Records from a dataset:

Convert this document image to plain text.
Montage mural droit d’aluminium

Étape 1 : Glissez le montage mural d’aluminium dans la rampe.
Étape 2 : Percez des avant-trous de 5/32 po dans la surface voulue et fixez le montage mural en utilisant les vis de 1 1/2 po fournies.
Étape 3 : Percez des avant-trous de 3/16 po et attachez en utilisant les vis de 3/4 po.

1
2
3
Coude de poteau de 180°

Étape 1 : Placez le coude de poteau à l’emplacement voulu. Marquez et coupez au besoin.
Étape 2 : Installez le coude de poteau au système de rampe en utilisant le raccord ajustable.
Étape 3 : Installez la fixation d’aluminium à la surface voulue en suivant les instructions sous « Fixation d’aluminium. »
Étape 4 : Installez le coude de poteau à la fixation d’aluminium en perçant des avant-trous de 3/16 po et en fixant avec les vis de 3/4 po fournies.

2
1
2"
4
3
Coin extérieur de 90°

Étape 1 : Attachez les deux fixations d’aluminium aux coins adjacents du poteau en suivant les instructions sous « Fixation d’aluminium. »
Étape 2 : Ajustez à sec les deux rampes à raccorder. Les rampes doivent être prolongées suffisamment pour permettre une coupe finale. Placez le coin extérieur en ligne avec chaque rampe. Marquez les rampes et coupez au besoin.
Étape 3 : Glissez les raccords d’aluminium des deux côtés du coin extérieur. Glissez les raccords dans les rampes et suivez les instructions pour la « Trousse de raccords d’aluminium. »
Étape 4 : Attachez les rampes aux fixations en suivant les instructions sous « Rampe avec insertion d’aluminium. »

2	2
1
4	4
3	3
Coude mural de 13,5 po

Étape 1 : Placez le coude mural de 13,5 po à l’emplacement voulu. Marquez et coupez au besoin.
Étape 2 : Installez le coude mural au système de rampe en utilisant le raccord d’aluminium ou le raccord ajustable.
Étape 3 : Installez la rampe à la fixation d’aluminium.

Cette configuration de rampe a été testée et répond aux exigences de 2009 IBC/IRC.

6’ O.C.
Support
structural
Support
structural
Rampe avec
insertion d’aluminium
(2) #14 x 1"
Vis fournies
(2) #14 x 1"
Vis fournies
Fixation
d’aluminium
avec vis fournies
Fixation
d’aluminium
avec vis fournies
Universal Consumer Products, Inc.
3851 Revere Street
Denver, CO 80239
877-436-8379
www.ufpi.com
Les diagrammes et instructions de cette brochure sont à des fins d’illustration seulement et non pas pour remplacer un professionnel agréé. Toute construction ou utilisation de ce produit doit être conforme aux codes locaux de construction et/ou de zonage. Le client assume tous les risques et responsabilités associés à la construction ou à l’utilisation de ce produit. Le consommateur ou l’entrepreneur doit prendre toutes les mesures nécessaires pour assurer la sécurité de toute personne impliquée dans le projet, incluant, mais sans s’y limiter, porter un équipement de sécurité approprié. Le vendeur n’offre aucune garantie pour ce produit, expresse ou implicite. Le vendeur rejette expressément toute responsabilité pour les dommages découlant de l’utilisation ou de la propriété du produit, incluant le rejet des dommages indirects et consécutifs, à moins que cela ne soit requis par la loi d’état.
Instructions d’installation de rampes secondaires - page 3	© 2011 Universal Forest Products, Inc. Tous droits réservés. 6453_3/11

**Requirements**
For each line above that contains the word "voulue", copy that line.

**Task output**
Étape 2 : Percez des avant-trous de 5/32 po dans la surface voulue et fixez le montage mural en utilisant les vis de 1 1/2 po fournies.
Étape 3 : Installez la fixation d’aluminium à la surface voulue en suivant les instructions sous « Fixation d’aluminium. »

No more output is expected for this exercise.